[Element box records]
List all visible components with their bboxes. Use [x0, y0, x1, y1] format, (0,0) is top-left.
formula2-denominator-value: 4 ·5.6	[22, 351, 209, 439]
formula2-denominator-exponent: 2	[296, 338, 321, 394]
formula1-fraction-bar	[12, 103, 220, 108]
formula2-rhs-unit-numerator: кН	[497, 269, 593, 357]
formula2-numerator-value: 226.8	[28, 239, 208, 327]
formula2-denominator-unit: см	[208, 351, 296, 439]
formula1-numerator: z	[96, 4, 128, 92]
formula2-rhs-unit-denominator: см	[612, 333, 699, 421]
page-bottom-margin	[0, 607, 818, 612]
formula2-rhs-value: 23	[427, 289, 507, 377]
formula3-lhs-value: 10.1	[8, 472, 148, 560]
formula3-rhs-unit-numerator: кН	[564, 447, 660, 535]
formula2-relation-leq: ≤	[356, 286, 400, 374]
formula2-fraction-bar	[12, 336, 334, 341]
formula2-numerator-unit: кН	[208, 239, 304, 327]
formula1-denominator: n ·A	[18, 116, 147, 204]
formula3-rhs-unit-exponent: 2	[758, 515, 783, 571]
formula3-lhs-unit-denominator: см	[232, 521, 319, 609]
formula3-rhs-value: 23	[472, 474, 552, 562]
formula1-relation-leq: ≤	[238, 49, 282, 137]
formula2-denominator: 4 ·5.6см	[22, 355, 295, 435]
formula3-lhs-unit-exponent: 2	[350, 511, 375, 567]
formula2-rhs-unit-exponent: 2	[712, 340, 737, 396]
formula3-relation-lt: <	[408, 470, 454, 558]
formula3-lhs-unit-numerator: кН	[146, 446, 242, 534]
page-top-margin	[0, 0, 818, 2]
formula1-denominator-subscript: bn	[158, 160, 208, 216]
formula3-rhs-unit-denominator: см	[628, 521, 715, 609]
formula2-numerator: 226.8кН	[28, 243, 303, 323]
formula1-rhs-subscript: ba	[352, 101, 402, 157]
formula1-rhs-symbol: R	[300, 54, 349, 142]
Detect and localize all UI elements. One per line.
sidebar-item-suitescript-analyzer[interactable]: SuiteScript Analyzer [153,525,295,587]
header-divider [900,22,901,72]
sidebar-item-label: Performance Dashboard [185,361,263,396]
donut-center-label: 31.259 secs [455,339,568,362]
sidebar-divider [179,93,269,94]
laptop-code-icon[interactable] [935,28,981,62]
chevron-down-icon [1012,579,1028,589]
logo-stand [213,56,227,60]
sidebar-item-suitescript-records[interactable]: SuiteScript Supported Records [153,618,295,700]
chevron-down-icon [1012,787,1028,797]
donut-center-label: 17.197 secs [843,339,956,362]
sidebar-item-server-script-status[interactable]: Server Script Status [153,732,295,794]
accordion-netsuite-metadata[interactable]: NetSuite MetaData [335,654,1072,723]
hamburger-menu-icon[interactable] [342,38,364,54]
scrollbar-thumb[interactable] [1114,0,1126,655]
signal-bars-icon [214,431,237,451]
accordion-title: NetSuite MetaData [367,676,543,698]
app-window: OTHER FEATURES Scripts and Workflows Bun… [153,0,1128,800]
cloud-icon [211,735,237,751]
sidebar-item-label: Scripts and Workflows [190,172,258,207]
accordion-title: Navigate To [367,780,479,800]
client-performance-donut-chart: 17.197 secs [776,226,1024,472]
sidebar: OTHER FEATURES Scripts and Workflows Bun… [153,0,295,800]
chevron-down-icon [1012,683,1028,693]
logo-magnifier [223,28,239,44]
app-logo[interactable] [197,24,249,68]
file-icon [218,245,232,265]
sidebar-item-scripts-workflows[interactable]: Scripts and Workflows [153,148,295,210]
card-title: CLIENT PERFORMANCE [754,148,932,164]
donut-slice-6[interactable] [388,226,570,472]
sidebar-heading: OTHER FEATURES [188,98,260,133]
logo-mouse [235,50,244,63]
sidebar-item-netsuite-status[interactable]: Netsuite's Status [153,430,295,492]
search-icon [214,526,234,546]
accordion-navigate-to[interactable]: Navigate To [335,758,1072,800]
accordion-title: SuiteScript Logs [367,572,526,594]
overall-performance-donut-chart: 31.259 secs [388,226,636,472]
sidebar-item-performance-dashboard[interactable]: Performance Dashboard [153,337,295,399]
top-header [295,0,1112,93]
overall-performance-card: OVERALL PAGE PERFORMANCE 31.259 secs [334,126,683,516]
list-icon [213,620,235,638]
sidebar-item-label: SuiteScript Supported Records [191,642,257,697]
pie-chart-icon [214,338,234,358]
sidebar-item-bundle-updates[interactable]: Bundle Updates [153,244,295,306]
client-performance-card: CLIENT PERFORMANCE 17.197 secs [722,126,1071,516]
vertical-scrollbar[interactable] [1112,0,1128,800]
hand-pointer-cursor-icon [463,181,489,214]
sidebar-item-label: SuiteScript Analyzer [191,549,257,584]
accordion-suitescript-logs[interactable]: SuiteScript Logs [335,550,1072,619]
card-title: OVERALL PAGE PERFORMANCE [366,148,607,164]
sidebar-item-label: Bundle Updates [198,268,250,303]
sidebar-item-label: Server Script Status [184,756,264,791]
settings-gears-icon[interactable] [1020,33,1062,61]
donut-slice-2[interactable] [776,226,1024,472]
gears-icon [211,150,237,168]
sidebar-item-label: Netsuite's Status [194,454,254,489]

REQUEST - Copy every line of the records above with no changes.

ANSWER BELOW -
List all visible components with their bboxes. Use [x0, y0, x1, y1] format, (0,0) is top-left.
formula2-denominator-value: 4 ·5.6	[22, 351, 209, 439]
formula2-denominator-exponent: 2	[296, 338, 321, 394]
formula1-fraction-bar	[12, 103, 220, 108]
formula2-rhs-unit-numerator: кН	[497, 269, 593, 357]
formula2-numerator-value: 226.8	[28, 239, 208, 327]
formula2-denominator-unit: см	[208, 351, 296, 439]
formula1-numerator: z	[96, 4, 128, 92]
formula2-rhs-unit-denominator: см	[612, 333, 699, 421]
page-bottom-margin	[0, 607, 818, 612]
formula2-rhs-value: 23	[427, 289, 507, 377]
formula3-lhs-value: 10.1	[8, 472, 148, 560]
formula3-rhs-unit-numerator: кН	[564, 447, 660, 535]
formula2-relation-leq: ≤	[356, 286, 400, 374]
formula2-fraction-bar	[12, 336, 334, 341]
formula2-numerator-unit: кН	[208, 239, 304, 327]
formula1-denominator: n ·A	[18, 116, 147, 204]
formula3-rhs-unit-exponent: 2	[758, 515, 783, 571]
formula3-lhs-unit-denominator: см	[232, 521, 319, 609]
formula3-rhs-value: 23	[472, 474, 552, 562]
formula1-relation-leq: ≤	[238, 49, 282, 137]
formula2-denominator: 4 ·5.6см	[22, 355, 295, 435]
formula3-lhs-unit-exponent: 2	[350, 511, 375, 567]
formula2-rhs-unit-exponent: 2	[712, 340, 737, 396]
formula3-relation-lt: <	[408, 470, 454, 558]
formula3-lhs-unit-numerator: кН	[146, 446, 242, 534]
page-top-margin	[0, 0, 818, 2]
formula1-denominator-subscript: bn	[158, 160, 208, 216]
formula3-rhs-unit-denominator: см	[628, 521, 715, 609]
formula2-numerator: 226.8кН	[28, 243, 303, 323]
formula1-rhs-subscript: ba	[352, 101, 402, 157]
formula1-rhs-symbol: R	[300, 54, 349, 142]
Detect and localize all UI elements. One per line.
sidebar-item-suitescript-analyzer[interactable]: SuiteScript Analyzer [153,525,295,587]
header-divider [900,22,901,72]
sidebar-item-label: Performance Dashboard [185,361,263,396]
donut-center-label: 31.259 secs [455,339,568,362]
sidebar-divider [179,93,269,94]
laptop-code-icon[interactable] [935,28,981,62]
chevron-down-icon [1012,579,1028,589]
logo-stand [213,56,227,60]
sidebar-item-suitescript-records[interactable]: SuiteScript Supported Records [153,618,295,700]
chevron-down-icon [1012,787,1028,797]
donut-center-label: 17.197 secs [843,339,956,362]
sidebar-item-server-script-status[interactable]: Server Script Status [153,732,295,794]
accordion-netsuite-metadata[interactable]: NetSuite MetaData [335,654,1072,723]
hamburger-menu-icon[interactable] [342,38,364,54]
scrollbar-thumb[interactable] [1114,0,1126,655]
signal-bars-icon [214,431,237,451]
accordion-title: NetSuite MetaData [367,676,543,698]
app-window: OTHER FEATURES Scripts and Workflows Bun… [153,0,1128,800]
cloud-icon [211,735,237,751]
sidebar-item-label: Scripts and Workflows [190,172,258,207]
accordion-title: Navigate To [367,780,479,800]
client-performance-donut-chart: 17.197 secs [776,226,1024,472]
sidebar: OTHER FEATURES Scripts and Workflows Bun… [153,0,295,800]
chevron-down-icon [1012,683,1028,693]
logo-magnifier [223,28,239,44]
app-logo[interactable] [197,24,249,68]
file-icon [218,245,232,265]
sidebar-item-scripts-workflows[interactable]: Scripts and Workflows [153,148,295,210]
card-title: CLIENT PERFORMANCE [754,148,932,164]
donut-slice-6[interactable] [388,226,570,472]
sidebar-heading: OTHER FEATURES [188,98,260,133]
logo-mouse [235,50,244,63]
sidebar-item-netsuite-status[interactable]: Netsuite's Status [153,430,295,492]
search-icon [214,526,234,546]
accordion-navigate-to[interactable]: Navigate To [335,758,1072,800]
accordion-title: SuiteScript Logs [367,572,526,594]
overall-performance-donut-chart: 31.259 secs [388,226,636,472]
sidebar-item-performance-dashboard[interactable]: Performance Dashboard [153,337,295,399]
top-header [295,0,1112,93]
overall-performance-card: OVERALL PAGE PERFORMANCE 31.259 secs [334,126,683,516]
list-icon [213,620,235,638]
sidebar-item-label: SuiteScript Supported Records [191,642,257,697]
pie-chart-icon [214,338,234,358]
sidebar-item-bundle-updates[interactable]: Bundle Updates [153,244,295,306]
client-performance-card: CLIENT PERFORMANCE 17.197 secs [722,126,1071,516]
vertical-scrollbar[interactable] [1112,0,1128,800]
hand-pointer-cursor-icon [463,181,489,214]
sidebar-item-label: SuiteScript Analyzer [191,549,257,584]
accordion-suitescript-logs[interactable]: SuiteScript Logs [335,550,1072,619]
card-title: OVERALL PAGE PERFORMANCE [366,148,607,164]
sidebar-item-label: Bundle Updates [198,268,250,303]
sidebar-item-label: Server Script Status [184,756,264,791]
settings-gears-icon[interactable] [1020,33,1062,61]
donut-slice-2[interactable] [776,226,1024,472]
gears-icon [211,150,237,168]
sidebar-item-label: Netsuite's Status [194,454,254,489]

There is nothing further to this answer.